**DIRECTIONS FOR THIS TASK:** The records below must be output exactly, without pictures.

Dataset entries
======

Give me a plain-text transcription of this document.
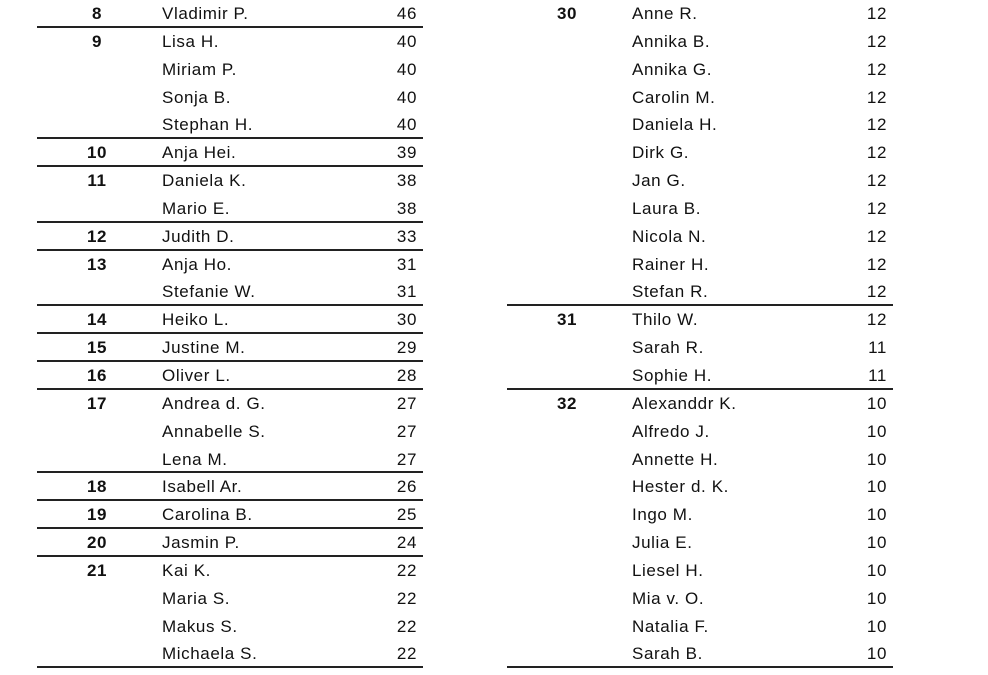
8	Vladimir P.	46
9	Lisa H.	40
Miriam P.	40
Sonja B.	40
Stephan H.	40
10	Anja Hei.	39
11	Daniela K.	38
Mario E.	38
12	Judith D.	33
13	Anja Ho.	31
Stefanie W.	31
14	Heiko L.	30
15	Justine M.	29
16	Oliver L.	28
17	Andrea d. G.	27
Annabelle S.	27
Lena M.	27
18	Isabell Ar.	26
19	Carolina B.	25
20	Jasmin P.	24
21	Kai K.	22
Maria S.	22
Makus S.	22
Michaela S.	22
30	Anne R.	12
Annika B.	12
Annika G.	12
Carolin M.	12
Daniela H.	12
Dirk G.	12
Jan G.	12
Laura B.	12
Nicola N.	12
Rainer H.	12
Stefan R.	12
31	Thilo W.	12
Sarah R.	11
Sophie H.	11
32	Alexanddr K.	10
Alfredo J.	10
Annette H.	10
Hester d. K.	10
Ingo M.	10
Julia E.	10
Liesel H.	10
Mia v. O.	10
Natalia F.	10
Sarah B.	10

======

**ANSWER TO THE EXERCISE:**
Give me a plain-text transcription of this document.
8	Vladimir P.	46
9	Lisa H.	40
Miriam P.	40
Sonja B.	40
Stephan H.	40
10	Anja Hei.	39
11	Daniela K.	38
Mario E.	38
12	Judith D.	33
13	Anja Ho.	31
Stefanie W.	31
14	Heiko L.	30
15	Justine M.	29
16	Oliver L.	28
17	Andrea d. G.	27
Annabelle S.	27
Lena M.	27
18	Isabell Ar.	26
19	Carolina B.	25
20	Jasmin P.	24
21	Kai K.	22
Maria S.	22
Makus S.	22
Michaela S.	22
30	Anne R.	12
Annika B.	12
Annika G.	12
Carolin M.	12
Daniela H.	12
Dirk G.	12
Jan G.	12
Laura B.	12
Nicola N.	12
Rainer H.	12
Stefan R.	12
31	Thilo W.	12
Sarah R.	11
Sophie H.	11
32	Alexanddr K.	10
Alfredo J.	10
Annette H.	10
Hester d. K.	10
Ingo M.	10
Julia E.	10
Liesel H.	10
Mia v. O.	10
Natalia F.	10
Sarah B.	10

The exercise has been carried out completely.